** WORK REQUIRED **
Please count the lines of the data that contain "klåpare" and state only the total.

Page image transcription data

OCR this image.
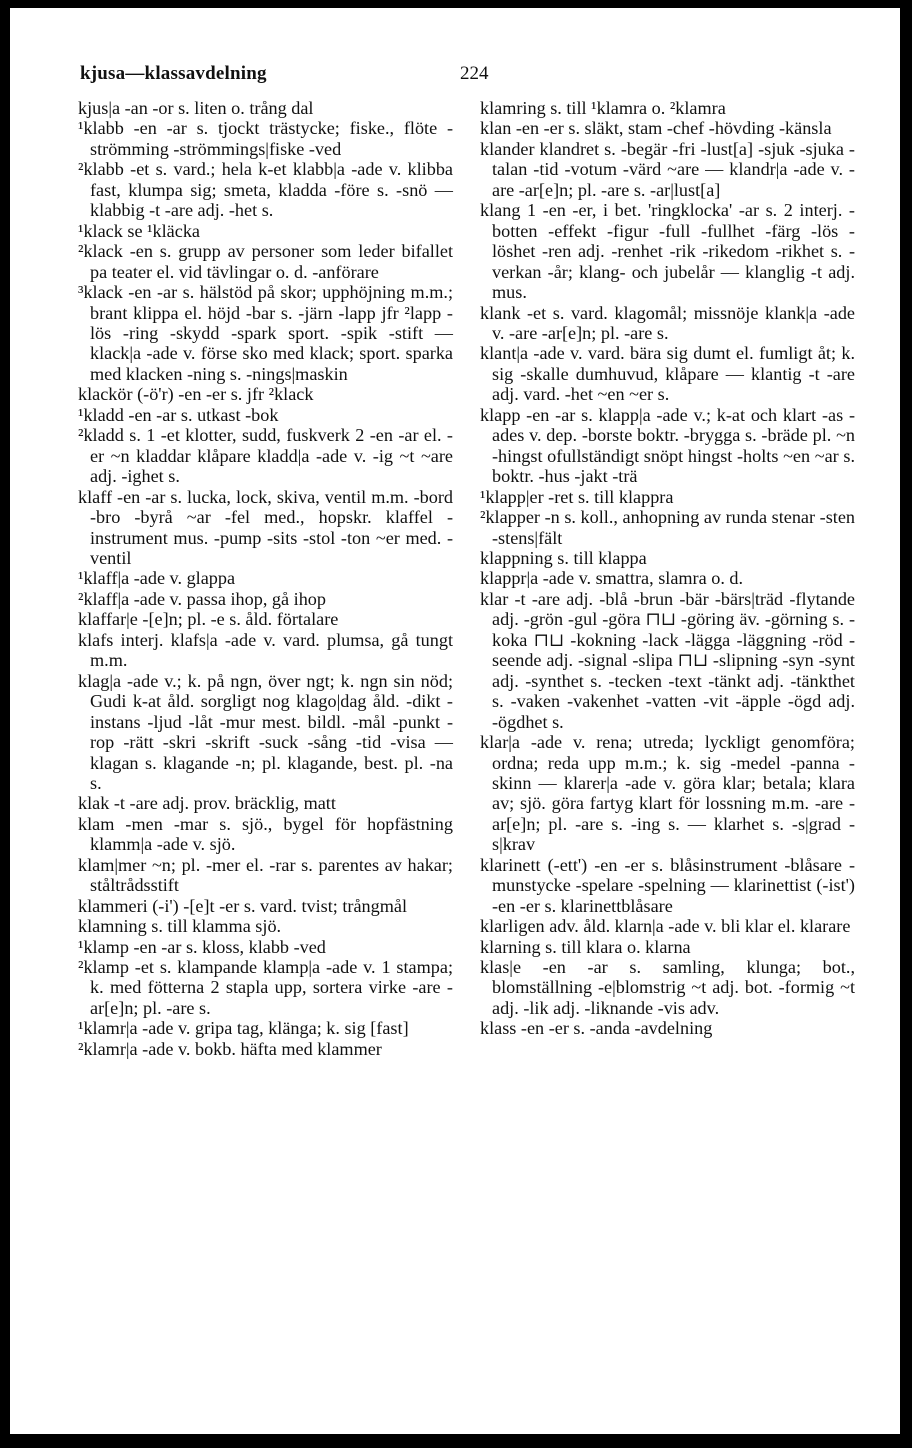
kjusa—klassavdelning	224

kjus|a -an -or s. liten o. trång dal

¹klabb -en -ar s. tjockt trästycke; fiske., flöte -strömming -strömmings|fiske -ved

²klabb -et s. vard.; hela k-et klabb|a -ade v. klibba fast, klumpa sig; smeta, kladda -före s. -snö — klabbig -t -are adj. -het s.

¹klack se ¹kläcka

²klack -en s. grupp av personer som leder bifallet pa teater el. vid tävlingar o. d. -anförare

³klack -en -ar s. hälstöd på skor; upphöjning m.m.; brant klippa el. höjd -bar s. -järn -lapp jfr ²lapp -lös -ring -skydd -spark sport. -spik -stift — klack|a -ade v. förse sko med klack; sport. sparka med klacken -ning s. -nings|maskin

klackör (-ö'r) -en -er s. jfr ²klack

¹kladd -en -ar s. utkast -bok

²kladd s. 1 -et klotter, sudd, fuskverk 2 -en -ar el. -er ~n kladdar klåpare kladd|a -ade v. -ig ~t ~are adj. -ighet s.

klaff -en -ar s. lucka, lock, skiva, ventil m.m. -bord -bro -byrå ~ar -fel med., hopskr. klaffel -instrument mus. -pump -sits -stol -ton ~er med. -ventil

¹klaff|a -ade v. glappa

²klaff|a -ade v. passa ihop, gå ihop

klaffar|e -[e]n; pl. -e s. åld. förtalare

klafs interj. klafs|a -ade v. vard. plumsa, gå tungt m.m.

klag|a -ade v.; k. på ngn, över ngt; k. ngn sin nöd; Gudi k-at åld. sorgligt nog klago|dag åld. -dikt -instans -ljud -låt -mur mest. bildl. -mål -punkt -rop -rätt -skri -skrift -suck -sång -tid -visa — klagan s. klagande -n; pl. klagande, best. pl. -na s.

klak -t -are adj. prov. bräcklig, matt

klam -men -mar s. sjö., bygel för hopfästning klamm|a -ade v. sjö.

klam|mer ~n; pl. -mer el. -rar s. parentes av hakar; ståltrådsstift

klammeri (-i') -[e]t -er s. vard. tvist; trångmål

klamning s. till klamma sjö.

¹klamp -en -ar s. kloss, klabb -ved

²klamp -et s. klampande klamp|a -ade v. 1 stampa; k. med fötterna 2 stapla upp, sortera virke -are -ar[e]n; pl. -are s.

¹klamr|a -ade v. gripa tag, klänga; k. sig [fast]

²klamr|a -ade v. bokb. häfta med klammer

klamring s. till ¹klamra o. ²klamra

klan -en -er s. släkt, stam -chef -hövding -känsla

klander klandret s. -begär -fri -lust[a] -sjuk -sjuka -talan -tid -votum -värd ~are — klandr|a -ade v. -are -ar[e]n; pl. -are s. -ar|lust[a]

klang 1 -en -er, i bet. 'ringklocka' -ar s. 2 interj. -botten -effekt -figur -full -fullhet -färg -lös -löshet -ren adj. -renhet -rik -rikedom -rikhet s. -verkan -år; klang- och jubelår — klanglig -t adj. mus.

klank -et s. vard. klagomål; missnöje klank|a -ade v. -are -ar[e]n; pl. -are s.

klant|a -ade v. vard. bära sig dumt el. fumligt åt; k. sig -skalle dumhuvud, klåpare — klantig -t -are adj. vard. -het ~en ~er s.

klapp -en -ar s. klapp|a -ade v.; k-at och klart -as -ades v. dep. -borste boktr. -brygga s. -bräde pl. ~n -hingst ofullständigt snöpt hingst -holts ~en ~ar s. boktr. -hus -jakt -trä

¹klapp|er -ret s. till klappra

²klapper -n s. koll., anhopning av runda stenar -sten -stens|fält

klappning s. till klappa

klappr|a -ade v. smattra, slamra o. d.

klar -t -are adj. -blå -brun -bär -bärs|träd -flytande adj. -grön -gul -göra ⊓⊔ -göring äv. -görning s. -koka ⊓⊔ -kokning -lack -lägga -läggning -röd -seende adj. -signal -slipa ⊓⊔ -slipning -syn -synt adj. -synthet s. -tecken -text -tänkt adj. -tänkthet s. -vaken -vakenhet -vatten -vit -äpple -ögd adj. -ögdhet s.

klar|a -ade v. rena; utreda; lyckligt genomföra; ordna; reda upp m.m.; k. sig -medel -panna -skinn — klarer|a -ade v. göra klar; betala; klara av; sjö. göra fartyg klart för lossning m.m. -are -ar[e]n; pl. -are s. -ing s. — klarhet s. -s|grad -s|krav

klarinett (-ett') -en -er s. blåsinstrument -blåsare -munstycke -spelare -spelning — klarinettist (-ist') -en -er s. klarinettblåsare

klarligen adv. åld. klarn|a -ade v. bli klar el. klarare

klarning s. till klara o. klarna

klas|e -en -ar s. samling, klunga; bot., blomställning -e|blomstrig ~t adj. bot. -formig ~t adj. -lik adj. -liknande -vis adv.

klass -en -er s. -anda -avdelning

** COMPLETED EXERCISE **
2